## The request:
Omit all pictures. Copy the rest of the material exactly.

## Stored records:
* * * * * * * * *
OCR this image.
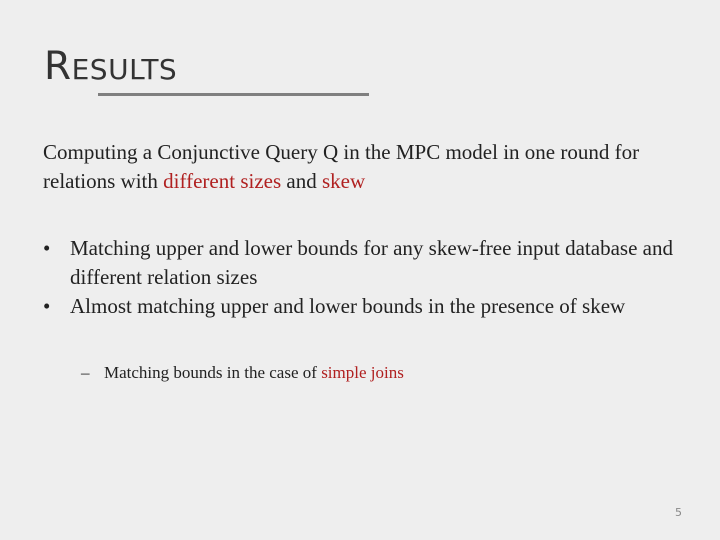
RESULTS
Computing a Conjunctive Query Q in the MPC model in one round for relations with different sizes and skew
• Matching upper and lower bounds for any skew-free input database and different relation sizes
• Almost matching upper and lower bounds in the presence of skew
– Matching bounds in the case of simple joins
5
* * * * * * * * *
## Solved problem:
OCR this image.
RESULTS
Computing a Conjunctive Query Q in the MPC model in one round for relations with different sizes and skew
• Matching upper and lower bounds for any skew-free input database and different relation sizes
• Almost matching upper and lower bounds in the presence of skew
– Matching bounds in the case of simple joins
5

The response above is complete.